EXCERPT TO READ
● ● ● ●

It is well accepted that a transfer from one prison or jail to another constitutes adverse action only where such results in “foreseeable [negative] consequences” to the prisoner. Siggers-El v. Barlow, 412 F.3d 693, 701-02 (6th Cir. 2005) (“prisoners are expected to endure more than the average citizen, and since transfers are common among prisons, ordinarily a transfer would not deter a prisoner of ordinary firmness from continuing to engage in protected conduct”). While Plaintiff asserts in conclusory fashion that he suffered adverse action, he has presented no evidence demonstrating that there existed any negative consequence, foreseeable to Defendant Bishop, resulting from his transfer. Accordingly, Plaintiff cannot satisfy this element of his claim.

Finally, Plaintiff cannot demonstrate the requisite causal link between his allegedly protected conduct and the alleged adverse action he suffered. As the Sixth Circuit has observed, if a prisoner transfer is “necessary for operational needs (because of discipline problems, for instance) then the transfer would not have been in retaliation to the exercise of protected conduct.” Id. at 702. Plaintiff does not dispute that he filed many grievances while housed at the Kalamazoo County Jail. As already discussed, several of these grievances were frivolous or abusive. Not surprisingly, Defendant Bishop eventually determined that due to Plaintiff's obstreperous and disruptive behavior, a transfer would be in the best interests of staff and other inmates. (ECF No. 142-11, PageID.2129). In sum, because Plaintiff was transferred for a legitimate penological reason, he cannot establish the necessary causal connection to maintain this claim. Accordingly, for the reasons discussed herein, the undersigned recommends that Defendant Bishop's motion for summary judgment be granted.

IV. Retaliation - Defendant Hazel

Plaintiff asserts two separate retaliation claims against Defendant Hazel. First, Plaintiff alleges that Hazel assigned him to administrative segregation in retaliation for his “prior protected activities.” Plaintiff next alleges that Hazel falsely reported to the judge to which his then pending criminal matter was assigned that Plaintiff “had severely disrupted the operation of the jail and its staff” through his grievance activities. Before addressing Defendant's primary argument, the Court must address two unpersuasive procedural arguments advanced by Defendant: (1) failure to exhaust administrative remedies, and (2) res judicata.

● ● ● ●

RECORDED INFORMATION

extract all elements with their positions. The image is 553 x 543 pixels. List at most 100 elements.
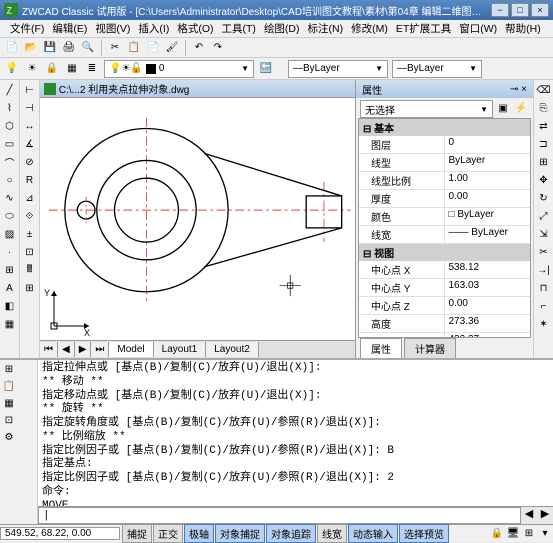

● ● ● ●

PROBLEMS TO SOLVE
1) According to the excerpt on the prisoner retaliation claims, what led Defendant Bishop to decide that a transfer was in the best interests of staff and other inmates?
2) Write a continuation of the excerpt on the prisoner retaliation claims, starting after its final sentence.
The listing has nothing to do with the excerpt on the prisoner retaliation claims.

ANSWERS TO THE EXERCISE
1) Plaintiff's obstreperous and disruptive behavior.

2)
With respect to exhaustion, Defendant concedes that Plaintiff filed grievances regarding his retaliation claims. (ECF No. 154, PageID.2265). Defendant argues, however, that because Plaintiff “did not comply with the other portions of the Jail's grievance policy, ” his exhaustion efforts are insufficient. While Plaintiff may have failed to comply with certain aspects of the Jail's grievance policy, Defendant has failed to demonstrate that Plaintiff's grievances were rejected on this basis. Thus, this argument is rejected. See, e.g., Reed-Bey v. Pramstaller, 603 F.3d 322, 325 (6th Cir. 2010) (where prison officials declined to enforce a grievance-related procedural requirement, defendant cannot rely on the prisoner's failure to comply with the procedure in question to obtain dismissal on exhaustion grounds).

Defendant also argues that Plaintiff's retaliation claims are barred by the doctrine of res judicata. Plaintiff's retaliation claims against Defendant Hazel are based upon events occurring in 2019, well after the October 2018 dismissal of a previous action Plaintiff asserted against Defendant Hazel. See Berkshire v. Hazel, 1:18-cv-949, ECF No. 8 (W.D. Mich.). As such, res judicata is not presently applicable. Accordingly, this argument is rejected.

A. Placement in Administrative Segregation

Plaintiff alleges that, upon his transfer to the Calhoun County Jail in June 2019, Hazel assigned him to administrative segregation in retaliation for having filed grievances when previously housed at the Calhoun County Jail. Even if Plaintiff could establish the protected conduct and adverse action elements, his claim fails because he cannot establish the requisite causal link between Defendant Hazel's decision to place him in administrative segregation and his allegedly protected conduct. With respect to causation, Plaintiff offers only unsubstantiated conclusions. The evidence presented by Defendant, however, makes clear that Plaintiff was placed in administrative segregation for legitimate reasons unrelated to his prior grievance activity.

In her affidavit, Defendant Hazel asserts that Plaintiff was assigned to administrative segregation “because of his classification status, criminal history, history of institutional misconduct, and security issues with other inmates.” (ECF No. 155, PageID.2289). Plaintiff has conceded that when he was previously housed at the Calhoun County Jail he filed frivolous and abusive grievances. (ECF No. 118-2, PageID.1638-39; ECF No. 118-9, PageID.1766-68). Documents establish that, during his previous incarceration at the Calhoun County Jail, Plaintiff engaged in numerous acts of misconduct. (PageID.118-7, PageID.1731-50). Jail officials further determined that placing Plaintiff in administrative segregation was appropriate due to the fact that Plaintiff had “many enemies” within the jail population because he had testified or provided information regarding several other matters. (ECF No. 115-6, PageID.1521; ECF No. 118-7, PageID.1730).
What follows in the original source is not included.